■ Task directions: Copy out every line of the items below without any changes.

(Element location listings)
■ ■ ■

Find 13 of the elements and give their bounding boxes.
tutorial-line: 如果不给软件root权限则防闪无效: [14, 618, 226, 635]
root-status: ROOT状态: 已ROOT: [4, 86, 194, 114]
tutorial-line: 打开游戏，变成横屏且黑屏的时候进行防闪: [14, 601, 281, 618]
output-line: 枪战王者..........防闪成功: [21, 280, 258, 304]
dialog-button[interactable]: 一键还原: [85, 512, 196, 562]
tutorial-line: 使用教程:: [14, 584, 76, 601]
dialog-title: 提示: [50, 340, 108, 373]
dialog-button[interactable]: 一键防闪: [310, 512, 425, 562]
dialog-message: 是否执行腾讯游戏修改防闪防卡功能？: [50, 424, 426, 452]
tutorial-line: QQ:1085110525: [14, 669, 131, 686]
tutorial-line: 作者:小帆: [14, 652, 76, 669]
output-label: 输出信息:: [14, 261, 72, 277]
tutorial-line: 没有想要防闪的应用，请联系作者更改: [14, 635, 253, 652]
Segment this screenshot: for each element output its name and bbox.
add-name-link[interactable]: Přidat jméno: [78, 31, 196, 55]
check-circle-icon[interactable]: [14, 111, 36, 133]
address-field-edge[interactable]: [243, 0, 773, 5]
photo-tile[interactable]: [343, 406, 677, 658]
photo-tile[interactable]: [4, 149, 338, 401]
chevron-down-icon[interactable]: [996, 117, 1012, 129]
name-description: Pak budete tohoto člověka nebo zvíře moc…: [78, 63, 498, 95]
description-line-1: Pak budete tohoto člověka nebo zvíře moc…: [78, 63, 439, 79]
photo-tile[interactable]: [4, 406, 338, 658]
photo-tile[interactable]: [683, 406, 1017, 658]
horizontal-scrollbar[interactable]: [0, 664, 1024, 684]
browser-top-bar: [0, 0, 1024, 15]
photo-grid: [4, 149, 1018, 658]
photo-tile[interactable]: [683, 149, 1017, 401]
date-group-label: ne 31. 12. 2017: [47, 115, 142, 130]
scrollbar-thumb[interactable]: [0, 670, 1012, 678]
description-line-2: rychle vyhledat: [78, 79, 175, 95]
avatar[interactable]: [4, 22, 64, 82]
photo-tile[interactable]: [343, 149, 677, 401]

■ ■ ■

■ Task output:
Find 13 of the elements and give their bounding boxes.
tutorial-line: 如果不给软件root权限则防闪无效: [14, 618, 226, 635]
root-status: ROOT状态: 已ROOT: [4, 86, 194, 114]
tutorial-line: 打开游戏，变成横屏且黑屏的时候进行防闪: [14, 601, 281, 618]
output-line: 枪战王者..........防闪成功: [21, 280, 258, 304]
dialog-button[interactable]: 一键还原: [85, 512, 196, 562]
tutorial-line: 使用教程:: [14, 584, 76, 601]
dialog-title: 提示: [50, 340, 108, 373]
dialog-button[interactable]: 一键防闪: [310, 512, 425, 562]
dialog-message: 是否执行腾讯游戏修改防闪防卡功能？: [50, 424, 426, 452]
tutorial-line: QQ:1085110525: [14, 669, 131, 686]
tutorial-line: 作者:小帆: [14, 652, 76, 669]
output-label: 输出信息:: [14, 261, 72, 277]
tutorial-line: 没有想要防闪的应用，请联系作者更改: [14, 635, 253, 652]
Segment this screenshot: for each element output its name and bbox.
add-name-link[interactable]: Přidat jméno: [78, 31, 196, 55]
check-circle-icon[interactable]: [14, 111, 36, 133]
address-field-edge[interactable]: [243, 0, 773, 5]
photo-tile[interactable]: [343, 406, 677, 658]
photo-tile[interactable]: [4, 149, 338, 401]
chevron-down-icon[interactable]: [996, 117, 1012, 129]
name-description: Pak budete tohoto člověka nebo zvíře moc…: [78, 63, 498, 95]
description-line-1: Pak budete tohoto člověka nebo zvíře moc…: [78, 63, 439, 79]
photo-tile[interactable]: [4, 406, 338, 658]
photo-tile[interactable]: [683, 406, 1017, 658]
horizontal-scrollbar[interactable]: [0, 664, 1024, 684]
browser-top-bar: [0, 0, 1024, 15]
photo-grid: [4, 149, 1018, 658]
photo-tile[interactable]: [683, 149, 1017, 401]
date-group-label: ne 31. 12. 2017: [47, 115, 142, 130]
scrollbar-thumb[interactable]: [0, 670, 1012, 678]
description-line-2: rychle vyhledat: [78, 79, 175, 95]
avatar[interactable]: [4, 22, 64, 82]
photo-tile[interactable]: [343, 149, 677, 401]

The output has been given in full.